*PROBLEM STATEMENT*
Here are some records; return them all exactly.

----- RECORDS PROVIDED

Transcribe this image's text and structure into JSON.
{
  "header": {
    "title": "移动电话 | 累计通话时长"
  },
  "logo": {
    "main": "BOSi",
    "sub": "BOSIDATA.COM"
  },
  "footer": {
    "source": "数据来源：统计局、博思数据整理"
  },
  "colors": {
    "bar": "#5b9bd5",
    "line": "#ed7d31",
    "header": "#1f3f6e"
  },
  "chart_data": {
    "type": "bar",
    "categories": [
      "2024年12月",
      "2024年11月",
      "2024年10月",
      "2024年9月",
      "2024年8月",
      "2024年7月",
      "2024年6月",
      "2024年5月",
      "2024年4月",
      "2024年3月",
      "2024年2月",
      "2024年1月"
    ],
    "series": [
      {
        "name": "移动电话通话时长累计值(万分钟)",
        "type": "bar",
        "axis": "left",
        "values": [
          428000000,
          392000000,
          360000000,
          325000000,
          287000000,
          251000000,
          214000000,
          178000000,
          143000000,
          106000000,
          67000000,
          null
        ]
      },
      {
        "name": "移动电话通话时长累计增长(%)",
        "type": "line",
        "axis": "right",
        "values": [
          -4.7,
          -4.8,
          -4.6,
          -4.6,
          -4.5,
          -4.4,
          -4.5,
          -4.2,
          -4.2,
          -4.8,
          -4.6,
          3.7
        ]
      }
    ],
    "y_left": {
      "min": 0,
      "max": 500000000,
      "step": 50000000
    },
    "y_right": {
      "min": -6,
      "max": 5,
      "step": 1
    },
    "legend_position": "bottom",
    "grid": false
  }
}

----------

*EXERCISE RESULT*
Transcribe this image's text and structure into JSON.
{
  "header": {
    "title": "移动电话 | 累计通话时长"
  },
  "logo": {
    "main": "BOSi",
    "sub": "BOSIDATA.COM"
  },
  "footer": {
    "source": "数据来源：统计局、博思数据整理"
  },
  "colors": {
    "bar": "#5b9bd5",
    "line": "#ed7d31",
    "header": "#1f3f6e"
  },
  "chart_data": {
    "type": "bar",
    "categories": [
      "2024年12月",
      "2024年11月",
      "2024年10月",
      "2024年9月",
      "2024年8月",
      "2024年7月",
      "2024年6月",
      "2024年5月",
      "2024年4月",
      "2024年3月",
      "2024年2月",
      "2024年1月"
    ],
    "series": [
      {
        "name": "移动电话通话时长累计值(万分钟)",
        "type": "bar",
        "axis": "left",
        "values": [
          428000000,
          392000000,
          360000000,
          325000000,
          287000000,
          251000000,
          214000000,
          178000000,
          143000000,
          106000000,
          67000000,
          null
        ]
      },
      {
        "name": "移动电话通话时长累计增长(%)",
        "type": "line",
        "axis": "right",
        "values": [
          -4.7,
          -4.8,
          -4.6,
          -4.6,
          -4.5,
          -4.4,
          -4.5,
          -4.2,
          -4.2,
          -4.8,
          -4.6,
          3.7
        ]
      }
    ],
    "y_left": {
      "min": 0,
      "max": 500000000,
      "step": 50000000
    },
    "y_right": {
      "min": -6,
      "max": 5,
      "step": 1
    },
    "legend_position": "bottom",
    "grid": false
  }
}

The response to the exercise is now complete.